● Data records
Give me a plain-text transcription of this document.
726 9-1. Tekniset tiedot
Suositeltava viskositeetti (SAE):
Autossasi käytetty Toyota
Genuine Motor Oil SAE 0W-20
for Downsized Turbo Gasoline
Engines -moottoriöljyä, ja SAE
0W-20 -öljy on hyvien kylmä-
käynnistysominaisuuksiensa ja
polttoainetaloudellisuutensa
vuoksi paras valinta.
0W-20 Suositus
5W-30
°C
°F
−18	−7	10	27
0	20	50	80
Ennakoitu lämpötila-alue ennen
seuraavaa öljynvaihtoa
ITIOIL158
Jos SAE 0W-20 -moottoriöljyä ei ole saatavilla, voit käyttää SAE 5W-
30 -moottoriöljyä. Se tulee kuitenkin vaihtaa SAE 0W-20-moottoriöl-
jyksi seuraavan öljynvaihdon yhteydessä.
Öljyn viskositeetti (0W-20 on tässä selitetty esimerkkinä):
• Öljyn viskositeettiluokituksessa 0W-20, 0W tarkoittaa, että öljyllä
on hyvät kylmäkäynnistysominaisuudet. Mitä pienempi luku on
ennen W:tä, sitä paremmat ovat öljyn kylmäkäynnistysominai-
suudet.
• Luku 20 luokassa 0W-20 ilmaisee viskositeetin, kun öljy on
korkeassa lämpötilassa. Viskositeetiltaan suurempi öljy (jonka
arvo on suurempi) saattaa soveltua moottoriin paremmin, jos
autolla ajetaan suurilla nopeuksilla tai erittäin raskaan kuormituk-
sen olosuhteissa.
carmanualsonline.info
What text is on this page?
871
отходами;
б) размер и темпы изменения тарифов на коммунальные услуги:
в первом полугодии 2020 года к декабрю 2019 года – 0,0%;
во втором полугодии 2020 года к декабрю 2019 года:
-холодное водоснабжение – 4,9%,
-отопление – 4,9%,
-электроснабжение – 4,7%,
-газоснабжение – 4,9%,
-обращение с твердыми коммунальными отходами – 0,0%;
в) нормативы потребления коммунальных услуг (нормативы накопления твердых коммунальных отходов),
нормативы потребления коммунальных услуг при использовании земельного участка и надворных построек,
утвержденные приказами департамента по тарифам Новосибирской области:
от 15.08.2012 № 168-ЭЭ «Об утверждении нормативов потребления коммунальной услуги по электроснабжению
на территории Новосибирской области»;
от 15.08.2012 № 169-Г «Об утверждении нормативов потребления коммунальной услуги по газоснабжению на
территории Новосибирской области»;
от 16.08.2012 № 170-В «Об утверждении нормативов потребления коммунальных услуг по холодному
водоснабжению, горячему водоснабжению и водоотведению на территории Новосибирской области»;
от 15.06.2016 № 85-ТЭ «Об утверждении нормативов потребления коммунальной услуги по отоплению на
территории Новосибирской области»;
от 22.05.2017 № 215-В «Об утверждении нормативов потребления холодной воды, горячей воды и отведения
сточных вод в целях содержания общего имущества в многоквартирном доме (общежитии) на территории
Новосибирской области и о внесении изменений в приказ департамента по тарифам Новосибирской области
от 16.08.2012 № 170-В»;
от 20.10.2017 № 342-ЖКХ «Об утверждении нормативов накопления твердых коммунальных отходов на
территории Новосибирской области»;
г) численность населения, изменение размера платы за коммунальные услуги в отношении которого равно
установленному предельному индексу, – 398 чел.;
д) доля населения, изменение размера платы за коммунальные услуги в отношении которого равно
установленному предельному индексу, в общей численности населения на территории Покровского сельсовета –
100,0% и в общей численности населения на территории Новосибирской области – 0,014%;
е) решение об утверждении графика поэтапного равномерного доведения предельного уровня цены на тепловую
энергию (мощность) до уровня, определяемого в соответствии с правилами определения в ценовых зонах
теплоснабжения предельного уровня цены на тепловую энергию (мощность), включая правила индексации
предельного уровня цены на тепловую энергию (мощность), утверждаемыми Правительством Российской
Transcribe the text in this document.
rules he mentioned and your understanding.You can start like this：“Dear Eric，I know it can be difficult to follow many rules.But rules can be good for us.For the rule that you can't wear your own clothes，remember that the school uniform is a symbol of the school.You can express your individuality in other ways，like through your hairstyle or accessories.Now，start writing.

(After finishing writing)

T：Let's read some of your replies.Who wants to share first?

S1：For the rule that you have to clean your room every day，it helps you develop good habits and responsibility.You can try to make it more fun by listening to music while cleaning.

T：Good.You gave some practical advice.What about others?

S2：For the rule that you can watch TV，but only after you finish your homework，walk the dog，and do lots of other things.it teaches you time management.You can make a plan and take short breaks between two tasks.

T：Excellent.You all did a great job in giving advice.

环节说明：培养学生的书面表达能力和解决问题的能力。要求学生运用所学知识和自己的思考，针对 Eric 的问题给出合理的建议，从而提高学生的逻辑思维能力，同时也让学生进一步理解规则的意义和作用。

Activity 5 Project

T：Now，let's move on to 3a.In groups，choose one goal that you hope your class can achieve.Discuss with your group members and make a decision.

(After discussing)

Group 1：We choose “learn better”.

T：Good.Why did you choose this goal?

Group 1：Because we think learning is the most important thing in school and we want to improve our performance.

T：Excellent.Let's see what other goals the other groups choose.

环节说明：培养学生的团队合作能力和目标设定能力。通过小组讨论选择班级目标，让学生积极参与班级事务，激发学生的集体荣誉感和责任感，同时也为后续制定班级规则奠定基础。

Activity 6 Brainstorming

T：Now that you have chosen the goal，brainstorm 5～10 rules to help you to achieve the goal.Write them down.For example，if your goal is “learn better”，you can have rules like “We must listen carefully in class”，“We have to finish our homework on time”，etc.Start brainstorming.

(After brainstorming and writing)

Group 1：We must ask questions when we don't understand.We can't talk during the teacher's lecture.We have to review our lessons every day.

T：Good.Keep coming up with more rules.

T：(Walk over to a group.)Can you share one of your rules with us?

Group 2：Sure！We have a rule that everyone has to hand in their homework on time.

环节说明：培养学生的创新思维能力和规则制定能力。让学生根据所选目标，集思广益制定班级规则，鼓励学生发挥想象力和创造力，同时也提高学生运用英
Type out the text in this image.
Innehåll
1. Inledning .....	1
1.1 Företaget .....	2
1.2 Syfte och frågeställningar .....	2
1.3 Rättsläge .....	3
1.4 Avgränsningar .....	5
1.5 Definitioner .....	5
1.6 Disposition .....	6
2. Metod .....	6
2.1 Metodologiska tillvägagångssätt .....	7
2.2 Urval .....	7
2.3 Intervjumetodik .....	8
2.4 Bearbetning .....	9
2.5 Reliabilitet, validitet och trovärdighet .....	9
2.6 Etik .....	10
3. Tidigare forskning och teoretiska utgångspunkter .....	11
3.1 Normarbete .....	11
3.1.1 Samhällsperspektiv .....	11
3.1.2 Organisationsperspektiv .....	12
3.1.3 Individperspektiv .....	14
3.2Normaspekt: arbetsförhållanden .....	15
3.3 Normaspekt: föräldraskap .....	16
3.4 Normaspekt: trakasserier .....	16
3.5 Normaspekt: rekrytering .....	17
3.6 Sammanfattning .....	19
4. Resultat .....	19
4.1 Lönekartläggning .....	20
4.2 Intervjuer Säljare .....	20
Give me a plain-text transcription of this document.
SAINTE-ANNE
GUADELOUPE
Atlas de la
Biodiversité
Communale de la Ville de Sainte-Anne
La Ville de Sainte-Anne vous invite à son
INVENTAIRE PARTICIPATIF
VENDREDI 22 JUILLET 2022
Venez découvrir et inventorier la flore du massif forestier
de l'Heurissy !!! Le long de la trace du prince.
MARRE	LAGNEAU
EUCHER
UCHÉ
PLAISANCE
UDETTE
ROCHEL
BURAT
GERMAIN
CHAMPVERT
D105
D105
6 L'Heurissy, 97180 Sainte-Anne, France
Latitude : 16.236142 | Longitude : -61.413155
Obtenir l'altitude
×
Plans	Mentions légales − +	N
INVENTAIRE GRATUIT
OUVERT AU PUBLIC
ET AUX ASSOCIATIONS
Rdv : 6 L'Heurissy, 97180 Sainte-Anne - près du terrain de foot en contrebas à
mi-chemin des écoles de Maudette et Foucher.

● DIRECTIONS
Count the lines that include the word "time" and state the result as a bare number.

● RESPONSE BELOW
3